[Source records]
_ _ _

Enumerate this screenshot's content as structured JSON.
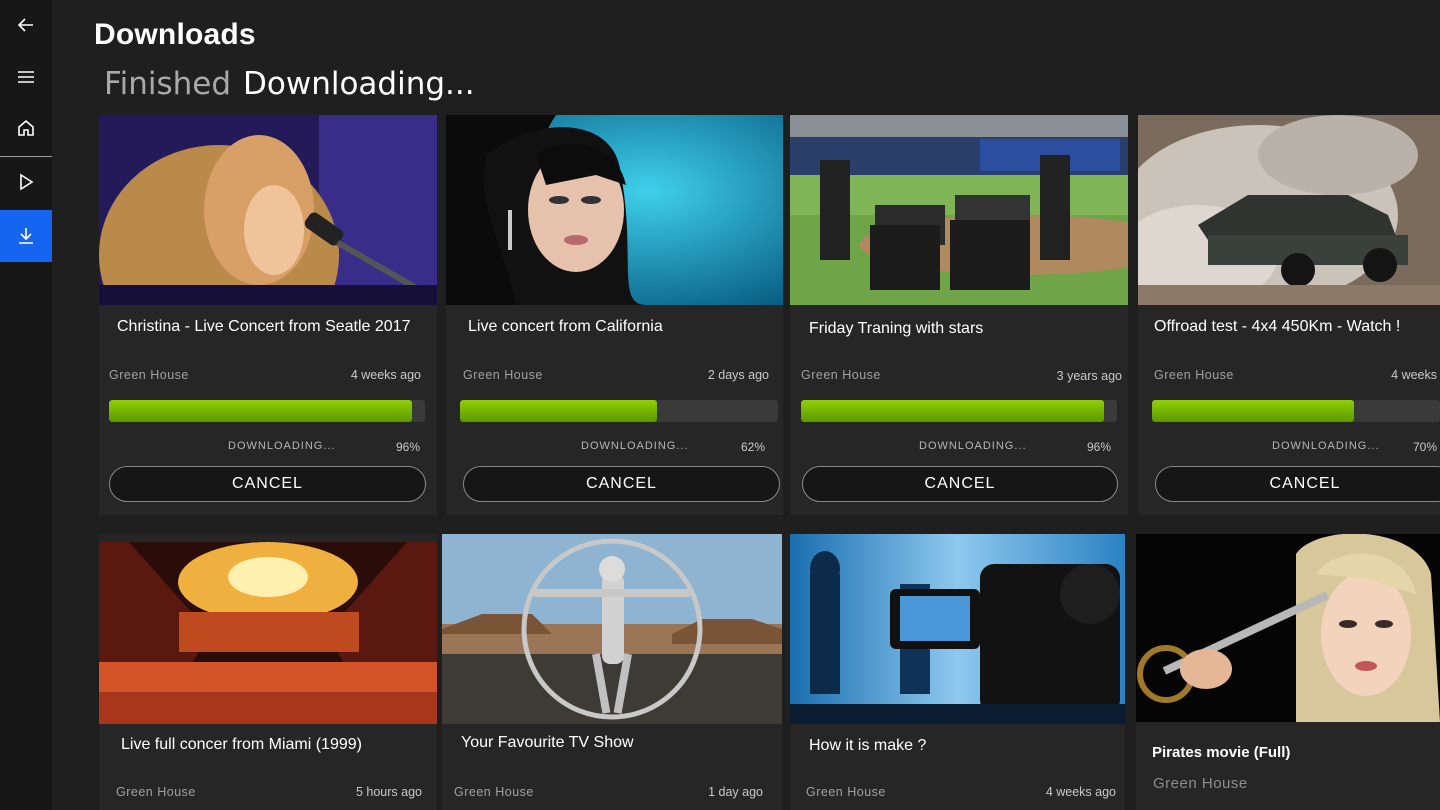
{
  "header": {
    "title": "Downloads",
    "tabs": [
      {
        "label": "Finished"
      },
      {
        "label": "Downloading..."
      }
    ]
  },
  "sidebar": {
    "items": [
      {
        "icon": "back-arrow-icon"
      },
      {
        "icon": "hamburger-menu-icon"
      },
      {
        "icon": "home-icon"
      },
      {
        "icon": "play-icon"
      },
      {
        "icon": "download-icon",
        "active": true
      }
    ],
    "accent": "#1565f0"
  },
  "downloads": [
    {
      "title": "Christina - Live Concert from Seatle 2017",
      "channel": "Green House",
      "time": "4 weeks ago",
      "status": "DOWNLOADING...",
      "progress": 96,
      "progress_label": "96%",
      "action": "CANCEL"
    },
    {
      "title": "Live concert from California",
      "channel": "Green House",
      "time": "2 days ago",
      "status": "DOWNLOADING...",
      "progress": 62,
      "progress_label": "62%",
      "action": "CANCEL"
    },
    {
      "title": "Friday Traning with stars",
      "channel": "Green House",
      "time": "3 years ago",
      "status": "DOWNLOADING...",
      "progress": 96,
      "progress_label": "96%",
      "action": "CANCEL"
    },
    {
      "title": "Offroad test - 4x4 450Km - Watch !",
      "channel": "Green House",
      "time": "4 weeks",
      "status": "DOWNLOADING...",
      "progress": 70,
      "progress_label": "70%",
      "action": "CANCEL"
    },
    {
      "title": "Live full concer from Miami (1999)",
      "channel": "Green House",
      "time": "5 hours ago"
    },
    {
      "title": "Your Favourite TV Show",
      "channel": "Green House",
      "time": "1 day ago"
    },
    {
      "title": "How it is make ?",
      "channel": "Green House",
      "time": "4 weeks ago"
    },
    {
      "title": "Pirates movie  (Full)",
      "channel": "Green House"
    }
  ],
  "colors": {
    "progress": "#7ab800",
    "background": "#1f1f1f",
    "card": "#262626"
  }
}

_ _ _

◆ WRITTEN TASK:
Lines in the records that hold the word "icon" are to be counted; give only the total.

◆ ANSWER TO THE TASK:
5